▶ [Problem requirements] Reply with one number: how many lines contain the word "жидкости".

▶ [Record list]
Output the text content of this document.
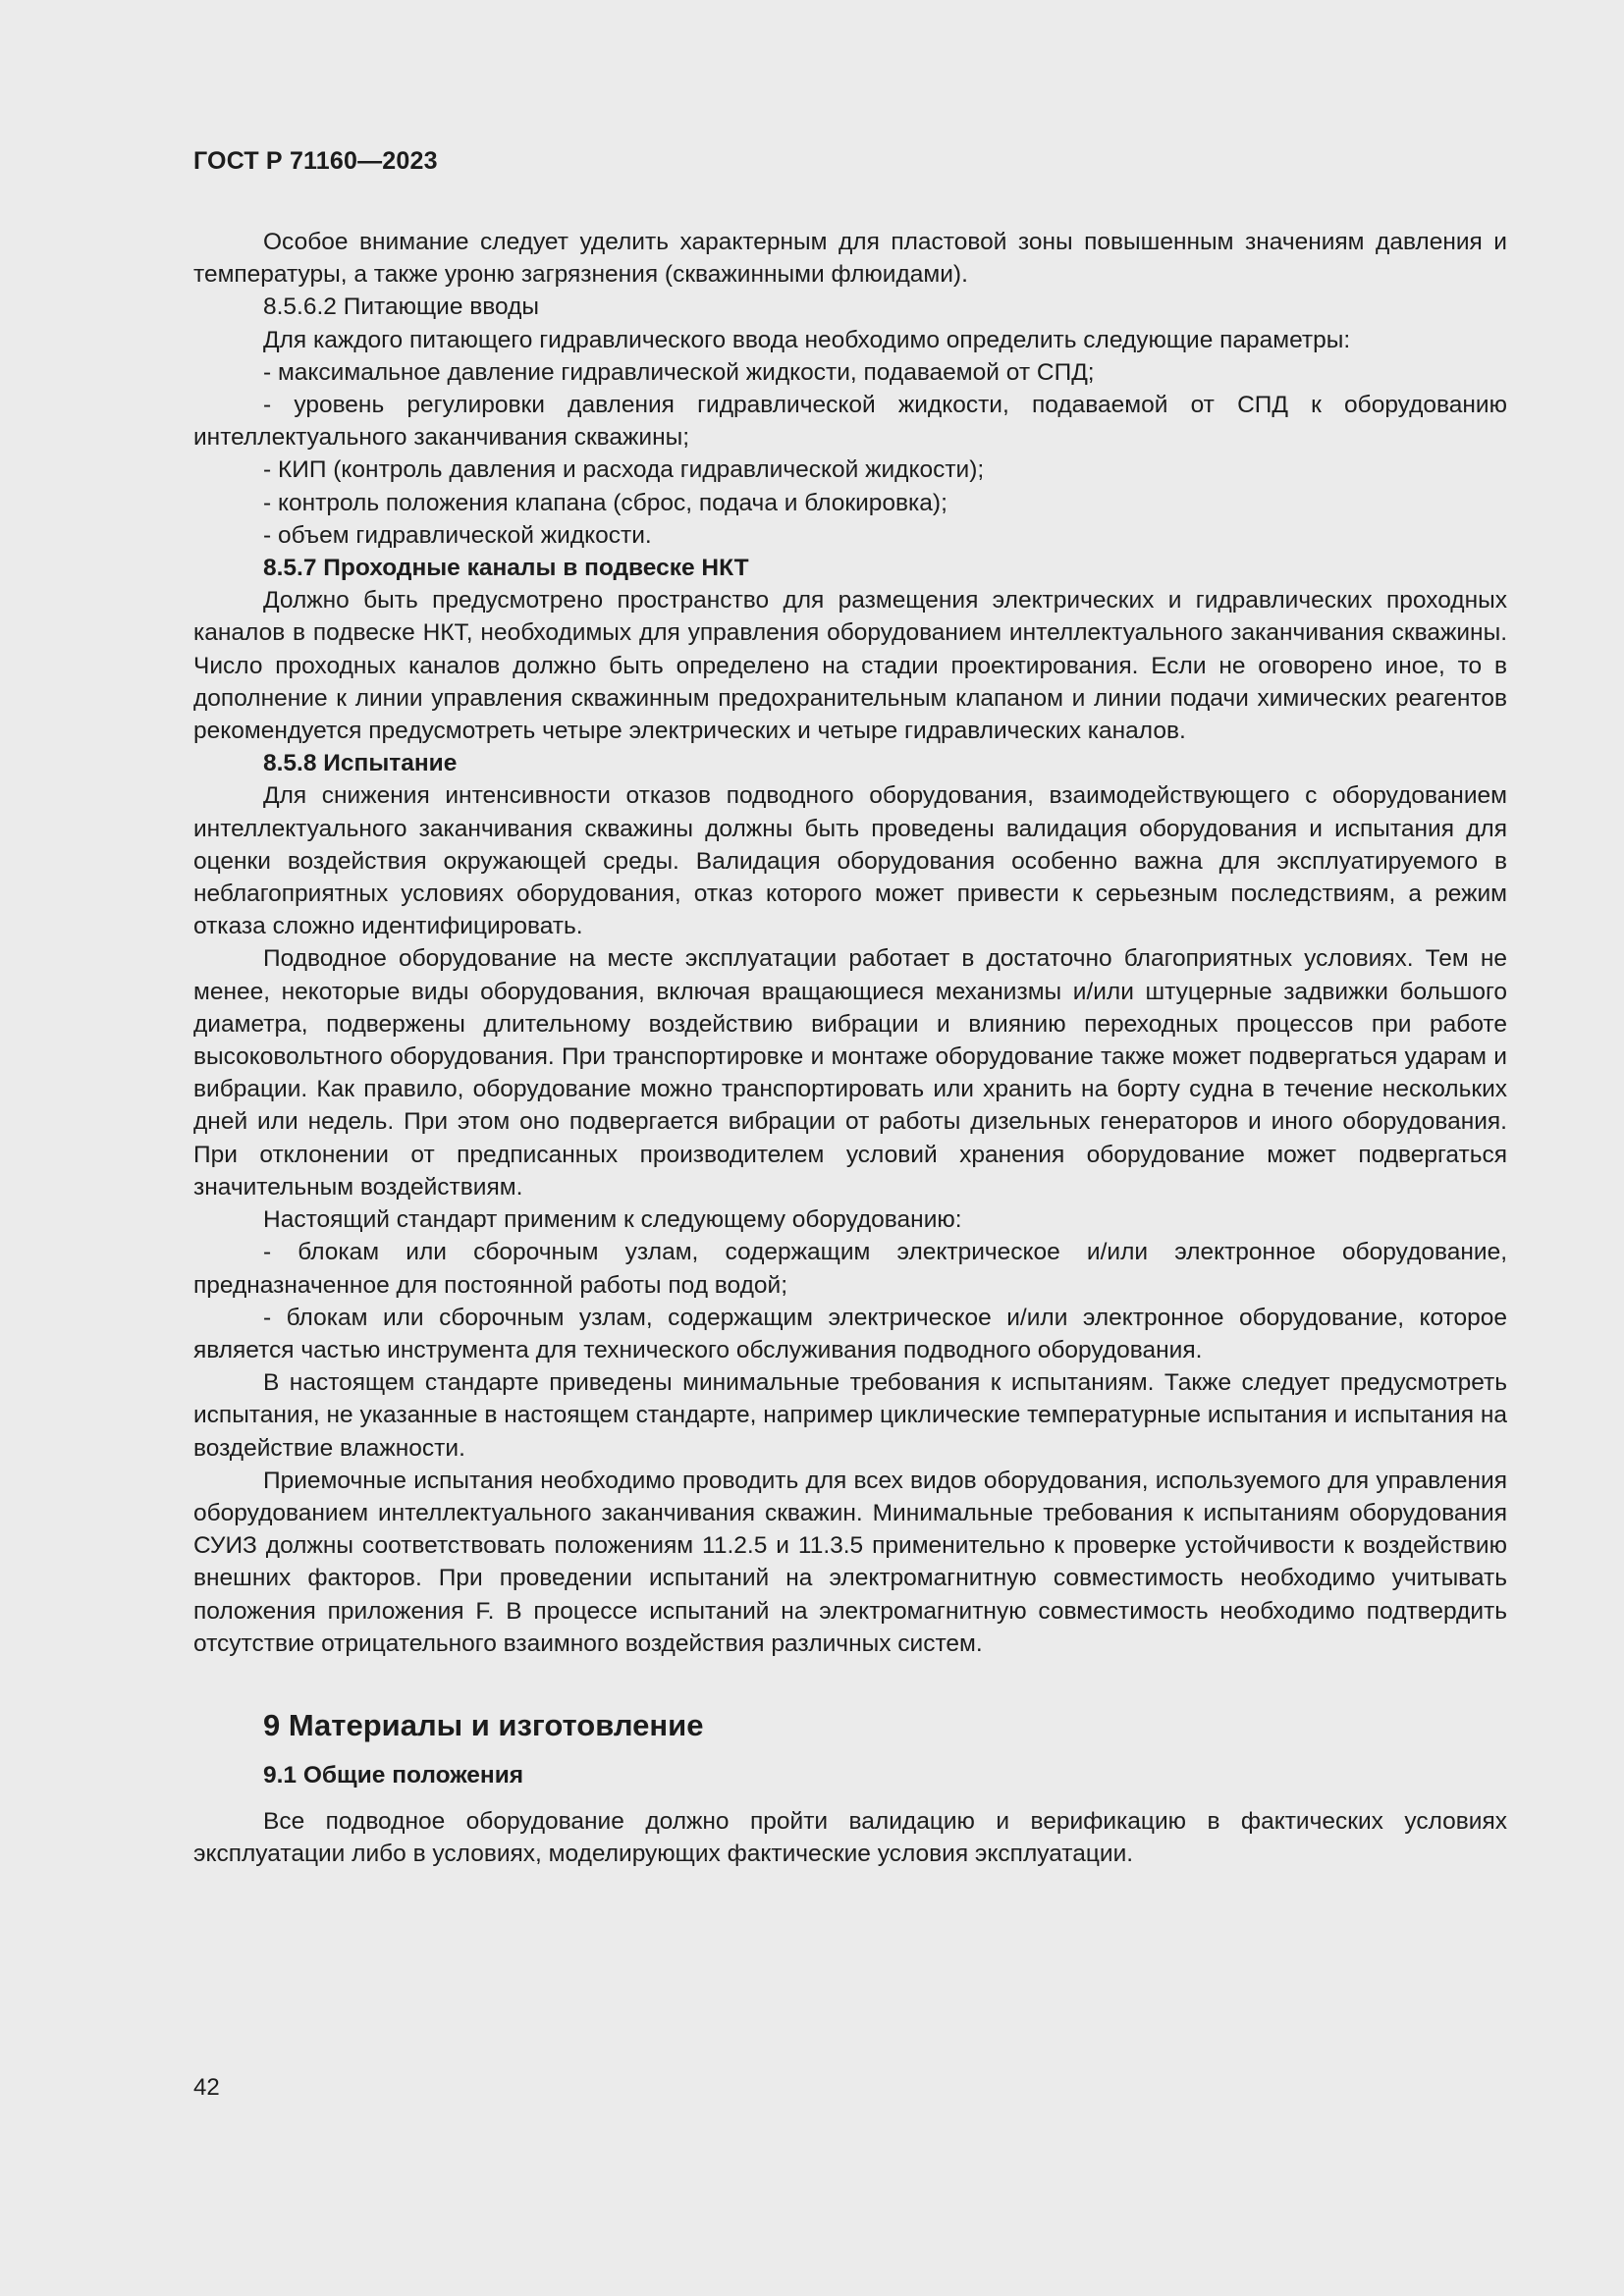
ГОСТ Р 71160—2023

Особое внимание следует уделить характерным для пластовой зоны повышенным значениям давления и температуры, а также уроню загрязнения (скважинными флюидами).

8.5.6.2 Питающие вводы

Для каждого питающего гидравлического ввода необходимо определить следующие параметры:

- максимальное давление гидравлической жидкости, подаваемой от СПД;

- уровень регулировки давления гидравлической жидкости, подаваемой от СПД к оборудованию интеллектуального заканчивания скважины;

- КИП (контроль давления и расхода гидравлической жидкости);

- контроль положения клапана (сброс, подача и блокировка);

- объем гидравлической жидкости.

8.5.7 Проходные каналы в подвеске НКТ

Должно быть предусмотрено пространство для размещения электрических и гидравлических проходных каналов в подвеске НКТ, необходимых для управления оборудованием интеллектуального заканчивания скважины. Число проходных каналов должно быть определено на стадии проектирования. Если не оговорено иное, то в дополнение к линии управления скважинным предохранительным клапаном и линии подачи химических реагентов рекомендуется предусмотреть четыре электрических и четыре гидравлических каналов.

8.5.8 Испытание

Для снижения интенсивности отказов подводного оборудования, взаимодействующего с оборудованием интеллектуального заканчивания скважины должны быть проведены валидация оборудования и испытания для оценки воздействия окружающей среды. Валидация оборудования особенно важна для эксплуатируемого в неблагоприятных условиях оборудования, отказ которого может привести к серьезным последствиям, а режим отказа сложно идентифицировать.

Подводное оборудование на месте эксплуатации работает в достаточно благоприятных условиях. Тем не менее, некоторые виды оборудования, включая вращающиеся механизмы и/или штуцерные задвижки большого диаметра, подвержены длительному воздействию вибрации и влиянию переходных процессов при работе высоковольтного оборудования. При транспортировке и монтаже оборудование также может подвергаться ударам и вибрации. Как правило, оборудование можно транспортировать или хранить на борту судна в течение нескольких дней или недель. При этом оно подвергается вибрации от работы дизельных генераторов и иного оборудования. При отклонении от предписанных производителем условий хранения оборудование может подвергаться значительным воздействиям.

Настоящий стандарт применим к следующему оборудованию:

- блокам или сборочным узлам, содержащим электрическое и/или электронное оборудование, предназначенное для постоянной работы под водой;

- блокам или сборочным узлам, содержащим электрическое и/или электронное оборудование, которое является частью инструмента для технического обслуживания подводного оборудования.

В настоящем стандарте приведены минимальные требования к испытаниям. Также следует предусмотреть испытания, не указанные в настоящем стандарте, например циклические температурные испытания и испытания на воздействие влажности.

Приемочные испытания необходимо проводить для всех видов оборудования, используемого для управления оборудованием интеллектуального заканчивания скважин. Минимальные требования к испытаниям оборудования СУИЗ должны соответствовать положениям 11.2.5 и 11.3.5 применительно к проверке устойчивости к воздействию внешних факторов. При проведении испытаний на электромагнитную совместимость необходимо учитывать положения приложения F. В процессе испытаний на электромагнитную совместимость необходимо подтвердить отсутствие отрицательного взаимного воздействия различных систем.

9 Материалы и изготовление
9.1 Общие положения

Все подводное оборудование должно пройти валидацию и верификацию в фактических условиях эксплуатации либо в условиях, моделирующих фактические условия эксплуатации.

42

==

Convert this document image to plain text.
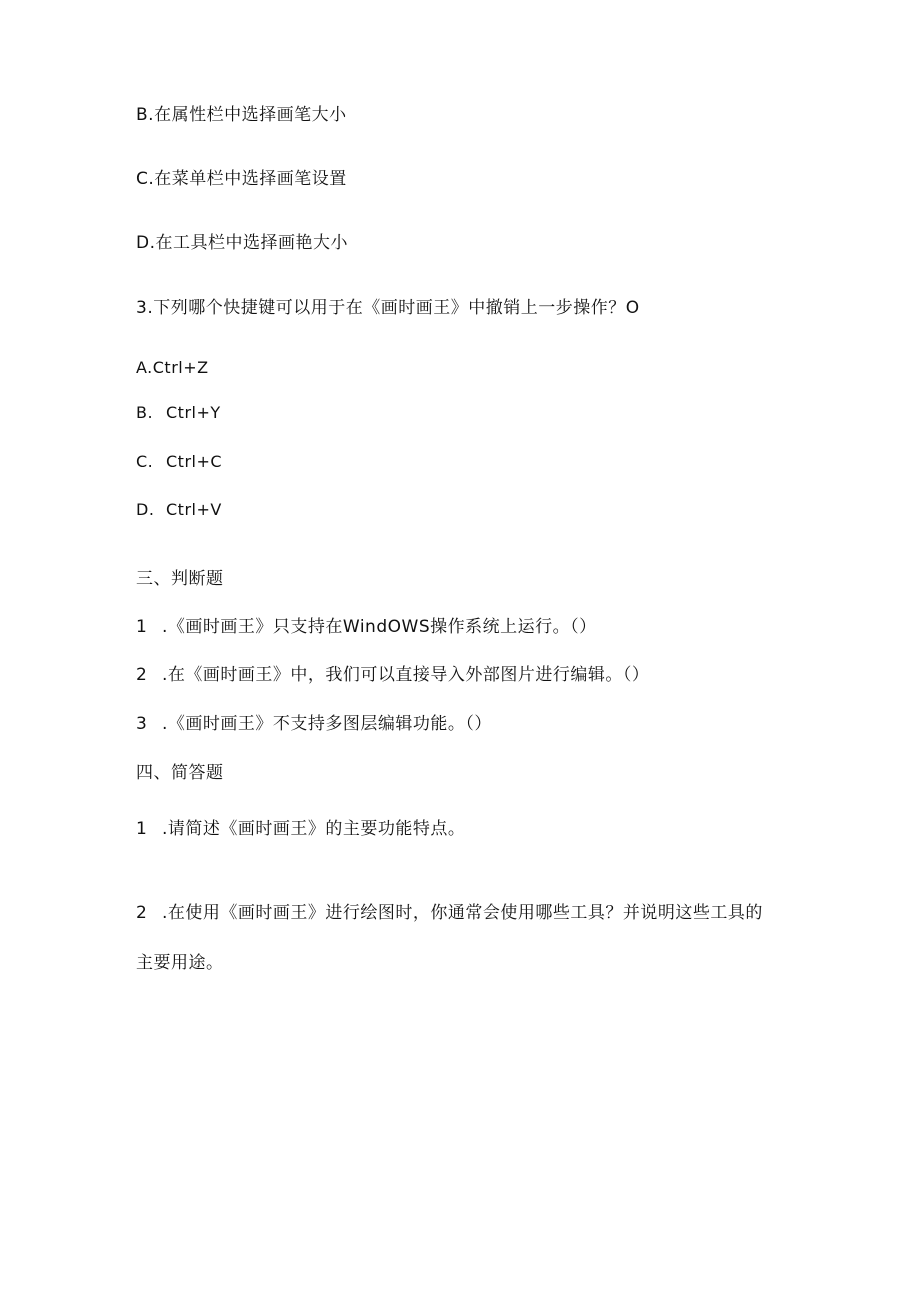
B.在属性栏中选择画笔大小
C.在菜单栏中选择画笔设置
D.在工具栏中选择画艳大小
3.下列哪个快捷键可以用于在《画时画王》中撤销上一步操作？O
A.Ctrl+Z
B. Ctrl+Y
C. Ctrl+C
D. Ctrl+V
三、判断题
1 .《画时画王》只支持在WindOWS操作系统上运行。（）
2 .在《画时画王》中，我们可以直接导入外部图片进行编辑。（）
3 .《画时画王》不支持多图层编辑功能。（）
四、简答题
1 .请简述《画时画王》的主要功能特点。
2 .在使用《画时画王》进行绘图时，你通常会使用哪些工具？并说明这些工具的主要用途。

▶ [Output for this task] 4